----- PROVIDED ENTRIES -----
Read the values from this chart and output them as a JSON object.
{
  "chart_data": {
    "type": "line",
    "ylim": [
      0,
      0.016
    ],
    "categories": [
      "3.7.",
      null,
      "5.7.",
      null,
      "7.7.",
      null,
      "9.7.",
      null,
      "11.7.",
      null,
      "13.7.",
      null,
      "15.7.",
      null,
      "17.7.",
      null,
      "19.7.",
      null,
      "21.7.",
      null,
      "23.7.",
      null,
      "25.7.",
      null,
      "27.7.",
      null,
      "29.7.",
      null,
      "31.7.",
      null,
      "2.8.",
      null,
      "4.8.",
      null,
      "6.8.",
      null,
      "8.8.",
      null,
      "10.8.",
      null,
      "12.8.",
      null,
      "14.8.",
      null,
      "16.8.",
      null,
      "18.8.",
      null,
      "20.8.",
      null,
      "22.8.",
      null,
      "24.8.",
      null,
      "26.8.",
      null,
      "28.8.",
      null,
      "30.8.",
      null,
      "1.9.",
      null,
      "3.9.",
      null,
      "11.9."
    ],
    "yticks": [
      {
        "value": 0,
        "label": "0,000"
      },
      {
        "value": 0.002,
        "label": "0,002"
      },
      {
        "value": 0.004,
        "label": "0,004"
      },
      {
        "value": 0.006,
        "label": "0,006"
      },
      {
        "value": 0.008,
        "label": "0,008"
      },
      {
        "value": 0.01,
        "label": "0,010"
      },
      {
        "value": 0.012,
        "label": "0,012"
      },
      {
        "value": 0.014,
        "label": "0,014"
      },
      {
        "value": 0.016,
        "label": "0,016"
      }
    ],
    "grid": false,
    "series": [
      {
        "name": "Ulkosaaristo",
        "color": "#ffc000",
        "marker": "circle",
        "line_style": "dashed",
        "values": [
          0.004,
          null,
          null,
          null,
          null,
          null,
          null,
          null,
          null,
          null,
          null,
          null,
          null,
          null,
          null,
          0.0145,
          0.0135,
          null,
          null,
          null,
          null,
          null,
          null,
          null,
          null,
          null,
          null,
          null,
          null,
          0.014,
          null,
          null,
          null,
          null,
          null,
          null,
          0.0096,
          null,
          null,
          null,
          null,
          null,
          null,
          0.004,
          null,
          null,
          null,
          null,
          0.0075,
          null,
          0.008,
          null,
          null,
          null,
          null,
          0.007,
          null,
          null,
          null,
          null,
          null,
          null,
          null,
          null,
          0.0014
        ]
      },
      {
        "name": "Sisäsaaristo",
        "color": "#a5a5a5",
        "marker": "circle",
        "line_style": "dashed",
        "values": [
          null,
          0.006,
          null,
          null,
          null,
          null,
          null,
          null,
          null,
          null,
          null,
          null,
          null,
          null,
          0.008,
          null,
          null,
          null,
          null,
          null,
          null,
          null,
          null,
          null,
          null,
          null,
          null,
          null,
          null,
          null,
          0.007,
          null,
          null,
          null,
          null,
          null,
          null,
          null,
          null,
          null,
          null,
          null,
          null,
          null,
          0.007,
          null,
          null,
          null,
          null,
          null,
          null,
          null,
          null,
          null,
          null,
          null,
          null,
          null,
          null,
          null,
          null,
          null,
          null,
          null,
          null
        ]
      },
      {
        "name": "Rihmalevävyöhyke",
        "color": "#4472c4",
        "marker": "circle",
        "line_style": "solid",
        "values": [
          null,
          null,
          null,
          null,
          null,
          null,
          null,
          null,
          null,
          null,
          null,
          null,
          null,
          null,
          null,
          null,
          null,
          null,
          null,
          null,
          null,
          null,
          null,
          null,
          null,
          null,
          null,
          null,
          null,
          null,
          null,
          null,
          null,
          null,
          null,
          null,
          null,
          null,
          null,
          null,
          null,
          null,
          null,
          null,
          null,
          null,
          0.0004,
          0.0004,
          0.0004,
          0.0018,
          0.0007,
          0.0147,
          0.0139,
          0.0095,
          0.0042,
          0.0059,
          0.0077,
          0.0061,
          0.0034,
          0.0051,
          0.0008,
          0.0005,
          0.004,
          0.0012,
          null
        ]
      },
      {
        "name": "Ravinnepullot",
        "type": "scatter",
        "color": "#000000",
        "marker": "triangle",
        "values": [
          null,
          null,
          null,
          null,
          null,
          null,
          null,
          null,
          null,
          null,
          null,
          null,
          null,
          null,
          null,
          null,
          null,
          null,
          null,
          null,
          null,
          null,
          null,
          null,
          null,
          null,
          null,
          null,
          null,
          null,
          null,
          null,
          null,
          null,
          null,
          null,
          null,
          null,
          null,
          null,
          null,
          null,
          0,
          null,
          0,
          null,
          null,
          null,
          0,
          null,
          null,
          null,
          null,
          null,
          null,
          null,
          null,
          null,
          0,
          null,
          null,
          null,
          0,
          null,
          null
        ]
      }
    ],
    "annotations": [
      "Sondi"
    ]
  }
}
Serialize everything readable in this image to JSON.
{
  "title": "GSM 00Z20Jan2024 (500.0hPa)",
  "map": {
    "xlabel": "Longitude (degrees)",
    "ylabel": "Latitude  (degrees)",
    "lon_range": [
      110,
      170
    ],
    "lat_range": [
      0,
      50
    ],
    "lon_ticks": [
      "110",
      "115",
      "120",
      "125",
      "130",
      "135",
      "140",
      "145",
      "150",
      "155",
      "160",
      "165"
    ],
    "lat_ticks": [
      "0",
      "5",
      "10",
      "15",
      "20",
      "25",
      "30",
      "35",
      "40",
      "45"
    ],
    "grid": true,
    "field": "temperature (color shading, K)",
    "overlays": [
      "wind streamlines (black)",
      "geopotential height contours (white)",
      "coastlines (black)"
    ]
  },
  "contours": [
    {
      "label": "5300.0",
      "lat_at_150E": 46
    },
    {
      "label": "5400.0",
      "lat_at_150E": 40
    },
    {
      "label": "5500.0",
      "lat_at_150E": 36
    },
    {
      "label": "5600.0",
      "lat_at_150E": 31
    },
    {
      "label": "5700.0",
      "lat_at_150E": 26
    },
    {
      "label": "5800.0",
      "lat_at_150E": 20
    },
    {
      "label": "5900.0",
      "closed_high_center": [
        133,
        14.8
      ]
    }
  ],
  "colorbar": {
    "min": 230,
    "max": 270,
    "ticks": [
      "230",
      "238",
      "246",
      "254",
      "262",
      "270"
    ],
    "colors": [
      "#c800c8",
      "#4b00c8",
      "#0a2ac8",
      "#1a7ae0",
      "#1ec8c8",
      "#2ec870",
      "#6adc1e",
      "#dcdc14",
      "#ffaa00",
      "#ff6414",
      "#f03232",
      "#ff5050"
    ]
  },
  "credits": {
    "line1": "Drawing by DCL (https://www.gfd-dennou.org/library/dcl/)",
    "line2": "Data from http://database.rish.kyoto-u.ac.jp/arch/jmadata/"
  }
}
-----
> _INSTRUCTION_: Output each entry precisely as given.

> _THE OUTPUT_:
Read the values from this chart and output them as a JSON object.
{
  "chart_data": {
    "type": "line",
    "ylim": [
      0,
      0.016
    ],
    "categories": [
      "3.7.",
      null,
      "5.7.",
      null,
      "7.7.",
      null,
      "9.7.",
      null,
      "11.7.",
      null,
      "13.7.",
      null,
      "15.7.",
      null,
      "17.7.",
      null,
      "19.7.",
      null,
      "21.7.",
      null,
      "23.7.",
      null,
      "25.7.",
      null,
      "27.7.",
      null,
      "29.7.",
      null,
      "31.7.",
      null,
      "2.8.",
      null,
      "4.8.",
      null,
      "6.8.",
      null,
      "8.8.",
      null,
      "10.8.",
      null,
      "12.8.",
      null,
      "14.8.",
      null,
      "16.8.",
      null,
      "18.8.",
      null,
      "20.8.",
      null,
      "22.8.",
      null,
      "24.8.",
      null,
      "26.8.",
      null,
      "28.8.",
      null,
      "30.8.",
      null,
      "1.9.",
      null,
      "3.9.",
      null,
      "11.9."
    ],
    "yticks": [
      {
        "value": 0,
        "label": "0,000"
      },
      {
        "value": 0.002,
        "label": "0,002"
      },
      {
        "value": 0.004,
        "label": "0,004"
      },
      {
        "value": 0.006,
        "label": "0,006"
      },
      {
        "value": 0.008,
        "label": "0,008"
      },
      {
        "value": 0.01,
        "label": "0,010"
      },
      {
        "value": 0.012,
        "label": "0,012"
      },
      {
        "value": 0.014,
        "label": "0,014"
      },
      {
        "value": 0.016,
        "label": "0,016"
      }
    ],
    "grid": false,
    "series": [
      {
        "name": "Ulkosaaristo",
        "color": "#ffc000",
        "marker": "circle",
        "line_style": "dashed",
        "values": [
          0.004,
          null,
          null,
          null,
          null,
          null,
          null,
          null,
          null,
          null,
          null,
          null,
          null,
          null,
          null,
          0.0145,
          0.0135,
          null,
          null,
          null,
          null,
          null,
          null,
          null,
          null,
          null,
          null,
          null,
          null,
          0.014,
          null,
          null,
          null,
          null,
          null,
          null,
          0.0096,
          null,
          null,
          null,
          null,
          null,
          null,
          0.004,
          null,
          null,
          null,
          null,
          0.0075,
          null,
          0.008,
          null,
          null,
          null,
          null,
          0.007,
          null,
          null,
          null,
          null,
          null,
          null,
          null,
          null,
          0.0014
        ]
      },
      {
        "name": "Sisäsaaristo",
        "color": "#a5a5a5",
        "marker": "circle",
        "line_style": "dashed",
        "values": [
          null,
          0.006,
          null,
          null,
          null,
          null,
          null,
          null,
          null,
          null,
          null,
          null,
          null,
          null,
          0.008,
          null,
          null,
          null,
          null,
          null,
          null,
          null,
          null,
          null,
          null,
          null,
          null,
          null,
          null,
          null,
          0.007,
          null,
          null,
          null,
          null,
          null,
          null,
          null,
          null,
          null,
          null,
          null,
          null,
          null,
          0.007,
          null,
          null,
          null,
          null,
          null,
          null,
          null,
          null,
          null,
          null,
          null,
          null,
          null,
          null,
          null,
          null,
          null,
          null,
          null,
          null
        ]
      },
      {
        "name": "Rihmalevävyöhyke",
        "color": "#4472c4",
        "marker": "circle",
        "line_style": "solid",
        "values": [
          null,
          null,
          null,
          null,
          null,
          null,
          null,
          null,
          null,
          null,
          null,
          null,
          null,
          null,
          null,
          null,
          null,
          null,
          null,
          null,
          null,
          null,
          null,
          null,
          null,
          null,
          null,
          null,
          null,
          null,
          null,
          null,
          null,
          null,
          null,
          null,
          null,
          null,
          null,
          null,
          null,
          null,
          null,
          null,
          null,
          null,
          0.0004,
          0.0004,
          0.0004,
          0.0018,
          0.0007,
          0.0147,
          0.0139,
          0.0095,
          0.0042,
          0.0059,
          0.0077,
          0.0061,
          0.0034,
          0.0051,
          0.0008,
          0.0005,
          0.004,
          0.0012,
          null
        ]
      },
      {
        "name": "Ravinnepullot",
        "type": "scatter",
        "color": "#000000",
        "marker": "triangle",
        "values": [
          null,
          null,
          null,
          null,
          null,
          null,
          null,
          null,
          null,
          null,
          null,
          null,
          null,
          null,
          null,
          null,
          null,
          null,
          null,
          null,
          null,
          null,
          null,
          null,
          null,
          null,
          null,
          null,
          null,
          null,
          null,
          null,
          null,
          null,
          null,
          null,
          null,
          null,
          null,
          null,
          null,
          null,
          0,
          null,
          0,
          null,
          null,
          null,
          0,
          null,
          null,
          null,
          null,
          null,
          null,
          null,
          null,
          null,
          0,
          null,
          null,
          null,
          0,
          null,
          null
        ]
      }
    ],
    "annotations": [
      "Sondi"
    ]
  }
}
Serialize everything readable in this image to JSON.
{
  "title": "GSM 00Z20Jan2024 (500.0hPa)",
  "map": {
    "xlabel": "Longitude (degrees)",
    "ylabel": "Latitude  (degrees)",
    "lon_range": [
      110,
      170
    ],
    "lat_range": [
      0,
      50
    ],
    "lon_ticks": [
      "110",
      "115",
      "120",
      "125",
      "130",
      "135",
      "140",
      "145",
      "150",
      "155",
      "160",
      "165"
    ],
    "lat_ticks": [
      "0",
      "5",
      "10",
      "15",
      "20",
      "25",
      "30",
      "35",
      "40",
      "45"
    ],
    "grid": true,
    "field": "temperature (color shading, K)",
    "overlays": [
      "wind streamlines (black)",
      "geopotential height contours (white)",
      "coastlines (black)"
    ]
  },
  "contours": [
    {
      "label": "5300.0",
      "lat_at_150E": 46
    },
    {
      "label": "5400.0",
      "lat_at_150E": 40
    },
    {
      "label": "5500.0",
      "lat_at_150E": 36
    },
    {
      "label": "5600.0",
      "lat_at_150E": 31
    },
    {
      "label": "5700.0",
      "lat_at_150E": 26
    },
    {
      "label": "5800.0",
      "lat_at_150E": 20
    },
    {
      "label": "5900.0",
      "closed_high_center": [
        133,
        14.8
      ]
    }
  ],
  "colorbar": {
    "min": 230,
    "max": 270,
    "ticks": [
      "230",
      "238",
      "246",
      "254",
      "262",
      "270"
    ],
    "colors": [
      "#c800c8",
      "#4b00c8",
      "#0a2ac8",
      "#1a7ae0",
      "#1ec8c8",
      "#2ec870",
      "#6adc1e",
      "#dcdc14",
      "#ffaa00",
      "#ff6414",
      "#f03232",
      "#ff5050"
    ]
  },
  "credits": {
    "line1": "Drawing by DCL (https://www.gfd-dennou.org/library/dcl/)",
    "line2": "Data from http://database.rish.kyoto-u.ac.jp/arch/jmadata/"
  }
}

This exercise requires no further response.